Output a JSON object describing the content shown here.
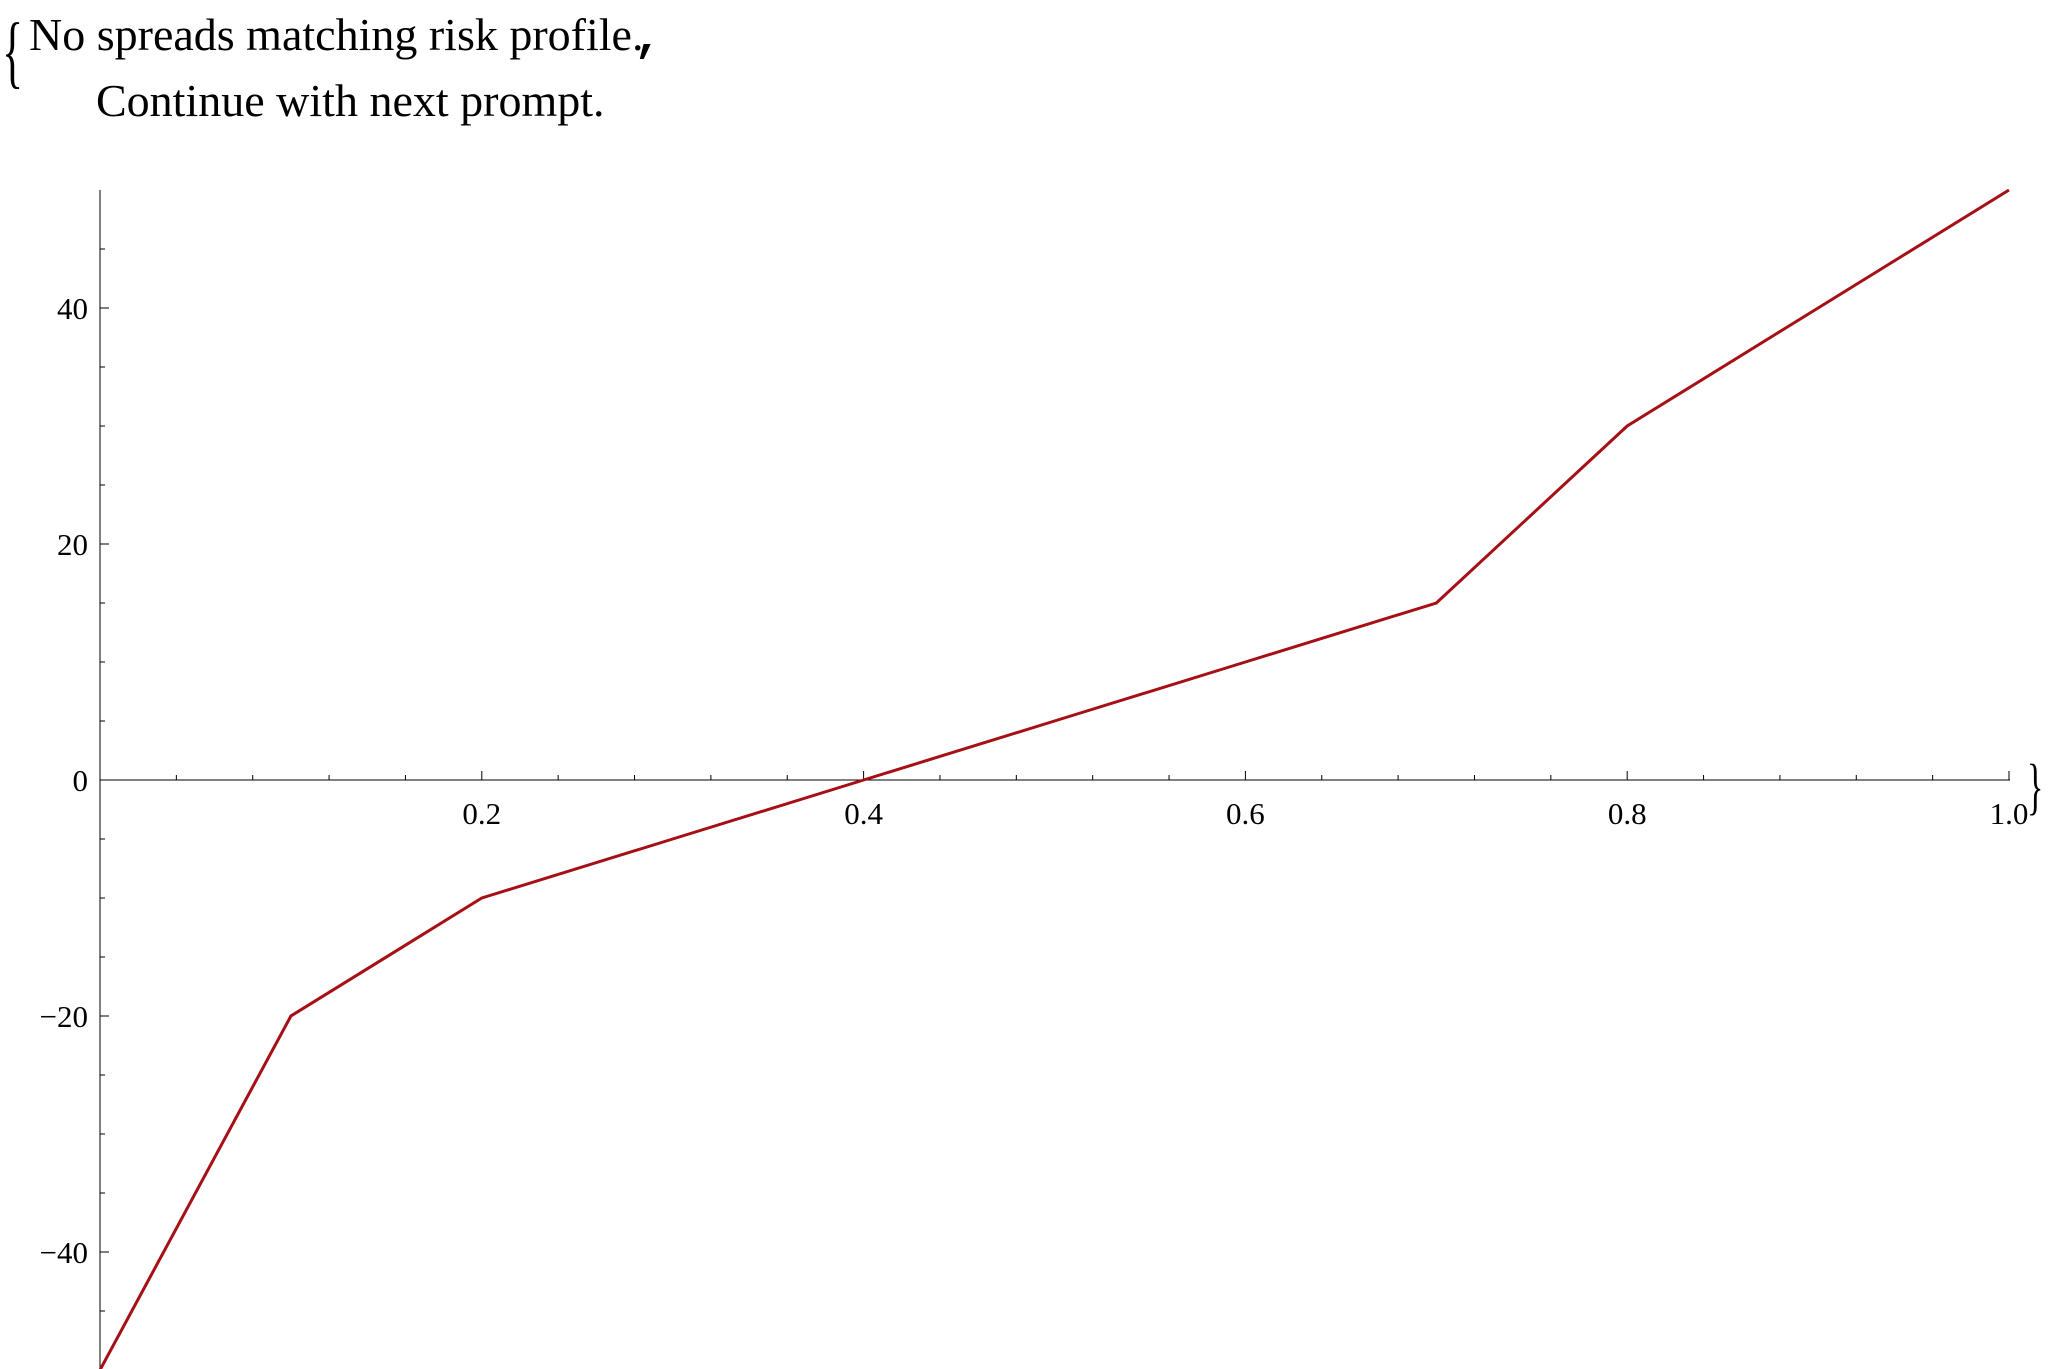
{
  "message": {
    "line1": "No spreads matching risk profile.",
    "line2": "Continue with next prompt.",
    "separator": ","
  },
  "brackets": {
    "open": "{",
    "close": "}"
  },
  "chart_data": {
    "type": "line",
    "title": "",
    "xlabel": "",
    "ylabel": "",
    "xlim": [
      0.0,
      1.0
    ],
    "ylim": [
      -50,
      50
    ],
    "x_ticks": [
      0.2,
      0.4,
      0.6,
      0.8,
      1.0
    ],
    "x_tick_labels": [
      "0.2",
      "0.4",
      "0.6",
      "0.8",
      "1.0"
    ],
    "y_ticks": [
      -40,
      -20,
      0,
      20,
      40
    ],
    "y_tick_labels": [
      "−40",
      "−20",
      "0",
      "20",
      "40"
    ],
    "grid": false,
    "legend": "none",
    "line_color": "#a50f15",
    "series": [
      {
        "x": [
          0.0,
          0.1,
          0.2,
          0.3,
          0.4,
          0.5,
          0.6,
          0.7,
          0.8,
          0.9,
          1.0
        ],
        "y": [
          -50,
          -20,
          -10,
          -5,
          0,
          5,
          10,
          15,
          30,
          40,
          50
        ]
      }
    ]
  }
}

** WRITTEN PROBLEM **
The records above must be transcribed exactly. Pictures are left out of the copy.

** RESPONSE TO THE EXERCISE **
Output a JSON object describing the content shown here.
{
  "message": {
    "line1": "No spreads matching risk profile.",
    "line2": "Continue with next prompt.",
    "separator": ","
  },
  "brackets": {
    "open": "{",
    "close": "}"
  },
  "chart_data": {
    "type": "line",
    "title": "",
    "xlabel": "",
    "ylabel": "",
    "xlim": [
      0.0,
      1.0
    ],
    "ylim": [
      -50,
      50
    ],
    "x_ticks": [
      0.2,
      0.4,
      0.6,
      0.8,
      1.0
    ],
    "x_tick_labels": [
      "0.2",
      "0.4",
      "0.6",
      "0.8",
      "1.0"
    ],
    "y_ticks": [
      -40,
      -20,
      0,
      20,
      40
    ],
    "y_tick_labels": [
      "−40",
      "−20",
      "0",
      "20",
      "40"
    ],
    "grid": false,
    "legend": "none",
    "line_color": "#a50f15",
    "series": [
      {
        "x": [
          0.0,
          0.1,
          0.2,
          0.3,
          0.4,
          0.5,
          0.6,
          0.7,
          0.8,
          0.9,
          1.0
        ],
        "y": [
          -50,
          -20,
          -10,
          -5,
          0,
          5,
          10,
          15,
          30,
          40,
          50
        ]
      }
    ]
  }
}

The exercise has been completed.